__GIVEN TASK__
Filter the entries that follow, copying every line in which the word "Vick" appears.

Records from a data source
○ ○ ○ ○ ○ ○ ○
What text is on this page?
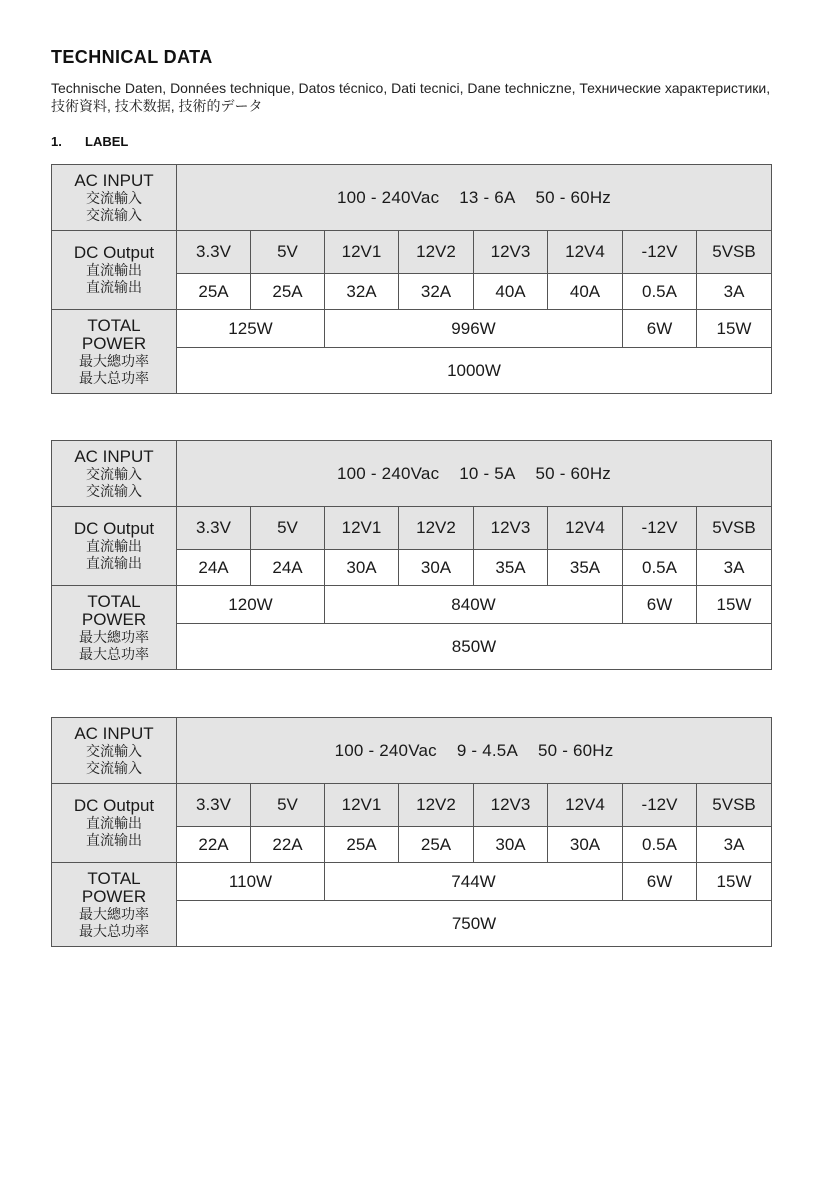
TECHNICAL DATA
Technische Daten, Données technique, Datos técnico, Dati tecnici, Dane techniczne, Технические характеристики, 技術資料, 技术数据, 技術的データ
1. LABEL
AC INPUT
交流輸入
交流输入	100 - 240Vac 13 - 6A 50 - 60Hz							

DC Output
直流輸出
直流输出	3.3V	5V	12V1	12V2	12V3	12V4	-12V	5VSB
	25A	25A	32A	32A	40A	40A	0.5A	3A

TOTAL
POWER
最大總功率
最大总功率	125W		996W				6W	15W
	1000W							
AC INPUT
交流輸入
交流输入	100 - 240Vac 10 - 5A 50 - 60Hz							

DC Output
直流輸出
直流输出	3.3V	5V	12V1	12V2	12V3	12V4	-12V	5VSB
	24A	24A	30A	30A	35A	35A	0.5A	3A

TOTAL
POWER
最大總功率
最大总功率	120W		840W				6W	15W
	850W							
AC INPUT
交流輸入
交流输入	100 - 240Vac 9 - 4.5A 50 - 60Hz							

DC Output
直流輸出
直流输出	3.3V	5V	12V1	12V2	12V3	12V4	-12V	5VSB
	22A	22A	25A	25A	30A	30A	0.5A	3A

TOTAL
POWER
最大總功率
最大总功率	110W		744W				6W	15W
	750W							
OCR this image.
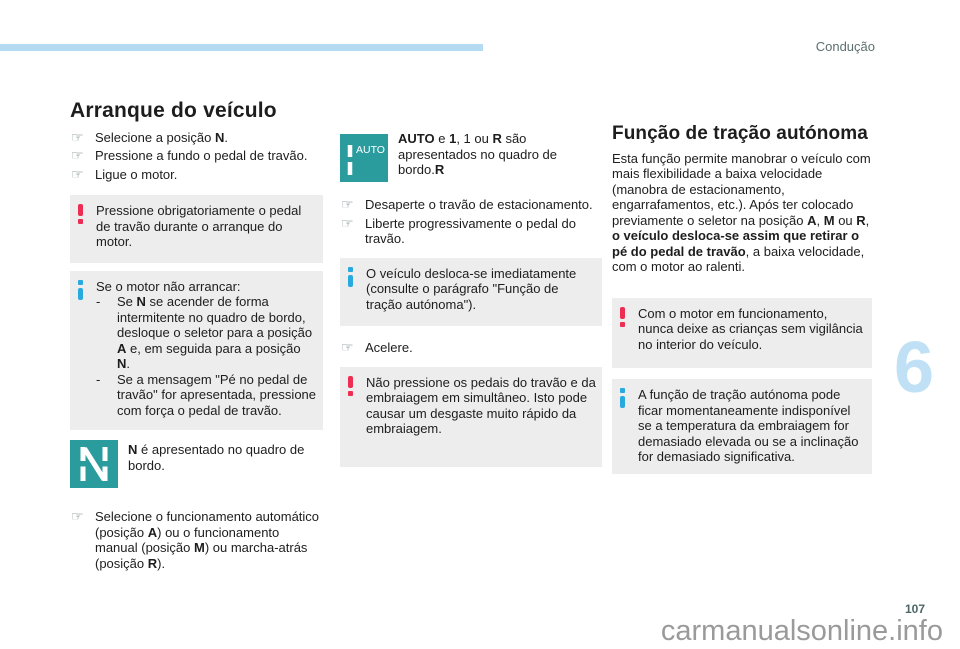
Condução
6
107
carmanualsonline.info
Arranque do veículo
☞ Selecione a posição N.
☞ Pressione a fundo o pedal de travão.
☞ Ligue o motor.
Pressione obrigatoriamente o pedal de travão durante o arranque do motor.
Se o motor não arrancar:
-	Se N se acender de forma intermitente no quadro de bordo, desloque o seletor para a posição A e, em seguida para a posição N.
-	Se a mensagem "Pé no pedal de travão" for apresentada, pressione com força o pedal de travão.
N é apresentado no quadro de bordo.
☞ Selecione o funcionamento automático (posição A) ou o funcionamento manual (posição M) ou marcha-atrás (posição R).
AUTO
AUTO e 1, 1 ou R são apresentados no quadro de bordo.R
☞ Desaperte o travão de estacionamento.
☞ Liberte progressivamente o pedal do travão.
O veículo desloca-se imediatamente (consulte o parágrafo "Função de tração autónoma").
☞ Acelere.
Não pressione os pedais do travão e da embraiagem em simultâneo. Isto pode causar um desgaste muito rápido da embraiagem.
Função de tração autónoma
Esta função permite manobrar o veículo com mais flexibilidade a baixa velocidade (manobra de estacionamento, engarrafamentos, etc.). Após ter colocado previamente o seletor na posição A, M ou R, o veículo desloca-se assim que retirar o pé do pedal de travão, a baixa velocidade, com o motor ao ralenti.
Com o motor em funcionamento, nunca deixe as crianças sem vigilância no interior do veículo.
A função de tração autónoma pode ficar momentaneamente indisponível se a temperatura da embraiagem for demasiado elevada ou se a inclinação for demasiado significativa.
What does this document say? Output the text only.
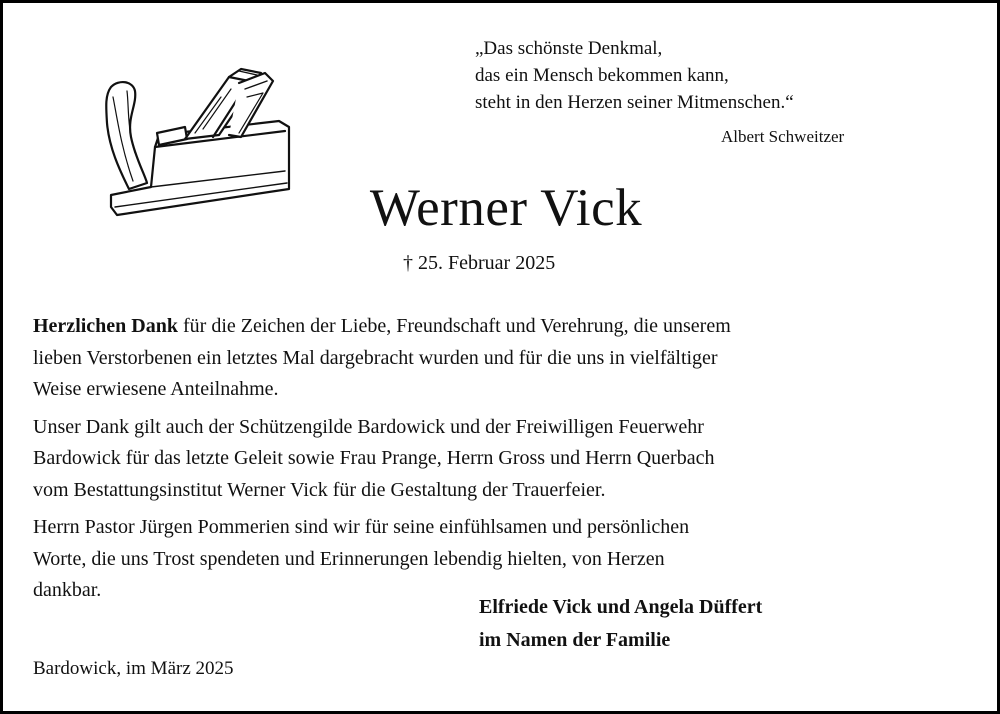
„Das schönste Denkmal,
das ein Mensch bekommen kann,
steht in den Herzen seiner Mitmenschen.“
Albert Schweitzer
Werner Vick
† 25. Februar 2025

Herzlichen Dank für die Zeichen der Liebe, Freundschaft und Verehrung, die unserem
lieben Verstorbenen ein letztes Mal dargebracht wurden und für die uns in vielfältiger
Weise erwiesene Anteilnahme.

Unser Dank gilt auch der Schützengilde Bardowick und der Freiwilligen Feuerwehr
Bardowick für das letzte Geleit sowie Frau Prange, Herrn Gross und Herrn Querbach
vom Bestattungsinstitut Werner Vick für die Gestaltung der Trauerfeier.

Herrn Pastor Jürgen Pommerien sind wir für seine einfühlsamen und persönlichen
Worte, die uns Trost spendeten und Erinnerungen lebendig hielten, von Herzen
dankbar.

Elfriede Vick und Angela Düffert
im Namen der Familie
Bardowick, im März 2025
○ ○ ○ ○ ○ ○ ○
__ANSWER TO THE EXERCISE__
Werner Vick
vom Bestattungsinstitut Werner Vick für die Gestaltung der Trauerfeier.
Elfriede Vick und Angela Düffert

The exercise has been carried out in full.